--- Begin Extracted information ---

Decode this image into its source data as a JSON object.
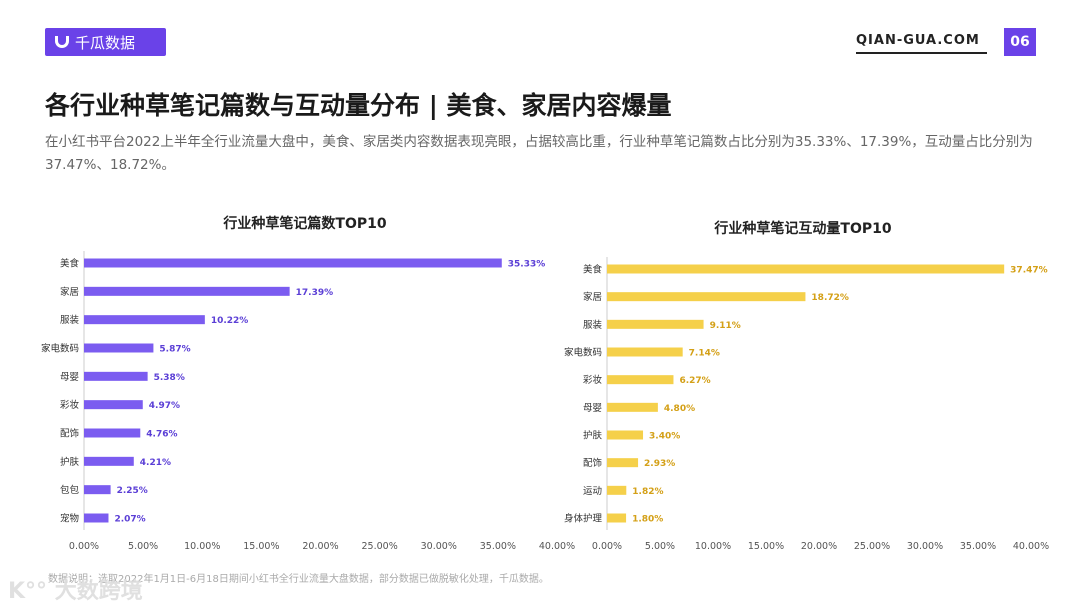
{
  "header": {
    "brand": "千瓜数据",
    "site": "QIAN-GUA.COM",
    "page_number": "06"
  },
  "title": "各行业种草笔记篇数与互动量分布 | 美食、家居内容爆量",
  "description": "在小红书平台2022上半年全行业流量大盘中，美食、家居类内容数据表现亮眼，占据较高比重，行业种草笔记篇数占比分别为35.33%、17.39%，互动量占比分别为37.47%、18.72%。",
  "footnote": "数据说明：选取2022年1月1日-6月18日期间小红书全行业流量大盘数据，部分数据已做脱敏化处理，千瓜数据。",
  "watermark": "大数跨境",
  "chart_data": [
    {
      "type": "bar",
      "orientation": "horizontal",
      "title": "行业种草笔记篇数TOP10",
      "color": "#7b5cf0",
      "label_color": "#5b3fd6",
      "categories": [
        "美食",
        "家居",
        "服装",
        "家电数码",
        "母婴",
        "彩妆",
        "配饰",
        "护肤",
        "包包",
        "宠物"
      ],
      "values": [
        35.33,
        17.39,
        10.22,
        5.87,
        5.38,
        4.97,
        4.76,
        4.21,
        2.25,
        2.07
      ],
      "labels": [
        "35.33%",
        "17.39%",
        "10.22%",
        "5.87%",
        "5.38%",
        "4.97%",
        "4.76%",
        "4.21%",
        "2.25%",
        "2.07%"
      ],
      "xlim": [
        0,
        40
      ],
      "ticks": [
        "0.00%",
        "5.00%",
        "10.00%",
        "15.00%",
        "20.00%",
        "25.00%",
        "30.00%",
        "35.00%",
        "40.00%"
      ]
    },
    {
      "type": "bar",
      "orientation": "horizontal",
      "title": "行业种草笔记互动量TOP10",
      "color": "#f5d04a",
      "label_color": "#d4a017",
      "categories": [
        "美食",
        "家居",
        "服装",
        "家电数码",
        "彩妆",
        "母婴",
        "护肤",
        "配饰",
        "运动",
        "身体护理"
      ],
      "values": [
        37.47,
        18.72,
        9.11,
        7.14,
        6.27,
        4.8,
        3.4,
        2.93,
        1.82,
        1.8
      ],
      "labels": [
        "37.47%",
        "18.72%",
        "9.11%",
        "7.14%",
        "6.27%",
        "4.80%",
        "3.40%",
        "2.93%",
        "1.82%",
        "1.80%"
      ],
      "xlim": [
        0,
        40
      ],
      "ticks": [
        "0.00%",
        "5.00%",
        "10.00%",
        "15.00%",
        "20.00%",
        "25.00%",
        "30.00%",
        "35.00%",
        "40.00%"
      ]
    }
  ]
}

--- End Extracted information ---

# [Instruction]
Copy every line of the data word for word, omitting the images.

# [Task solution]
Decode this image into its source data as a JSON object.
{
  "header": {
    "brand": "千瓜数据",
    "site": "QIAN-GUA.COM",
    "page_number": "06"
  },
  "title": "各行业种草笔记篇数与互动量分布 | 美食、家居内容爆量",
  "description": "在小红书平台2022上半年全行业流量大盘中，美食、家居类内容数据表现亮眼，占据较高比重，行业种草笔记篇数占比分别为35.33%、17.39%，互动量占比分别为37.47%、18.72%。",
  "footnote": "数据说明：选取2022年1月1日-6月18日期间小红书全行业流量大盘数据，部分数据已做脱敏化处理，千瓜数据。",
  "watermark": "大数跨境",
  "chart_data": [
    {
      "type": "bar",
      "orientation": "horizontal",
      "title": "行业种草笔记篇数TOP10",
      "color": "#7b5cf0",
      "label_color": "#5b3fd6",
      "categories": [
        "美食",
        "家居",
        "服装",
        "家电数码",
        "母婴",
        "彩妆",
        "配饰",
        "护肤",
        "包包",
        "宠物"
      ],
      "values": [
        35.33,
        17.39,
        10.22,
        5.87,
        5.38,
        4.97,
        4.76,
        4.21,
        2.25,
        2.07
      ],
      "labels": [
        "35.33%",
        "17.39%",
        "10.22%",
        "5.87%",
        "5.38%",
        "4.97%",
        "4.76%",
        "4.21%",
        "2.25%",
        "2.07%"
      ],
      "xlim": [
        0,
        40
      ],
      "ticks": [
        "0.00%",
        "5.00%",
        "10.00%",
        "15.00%",
        "20.00%",
        "25.00%",
        "30.00%",
        "35.00%",
        "40.00%"
      ]
    },
    {
      "type": "bar",
      "orientation": "horizontal",
      "title": "行业种草笔记互动量TOP10",
      "color": "#f5d04a",
      "label_color": "#d4a017",
      "categories": [
        "美食",
        "家居",
        "服装",
        "家电数码",
        "彩妆",
        "母婴",
        "护肤",
        "配饰",
        "运动",
        "身体护理"
      ],
      "values": [
        37.47,
        18.72,
        9.11,
        7.14,
        6.27,
        4.8,
        3.4,
        2.93,
        1.82,
        1.8
      ],
      "labels": [
        "37.47%",
        "18.72%",
        "9.11%",
        "7.14%",
        "6.27%",
        "4.80%",
        "3.40%",
        "2.93%",
        "1.82%",
        "1.80%"
      ],
      "xlim": [
        0,
        40
      ],
      "ticks": [
        "0.00%",
        "5.00%",
        "10.00%",
        "15.00%",
        "20.00%",
        "25.00%",
        "30.00%",
        "35.00%",
        "40.00%"
      ]
    }
  ]
}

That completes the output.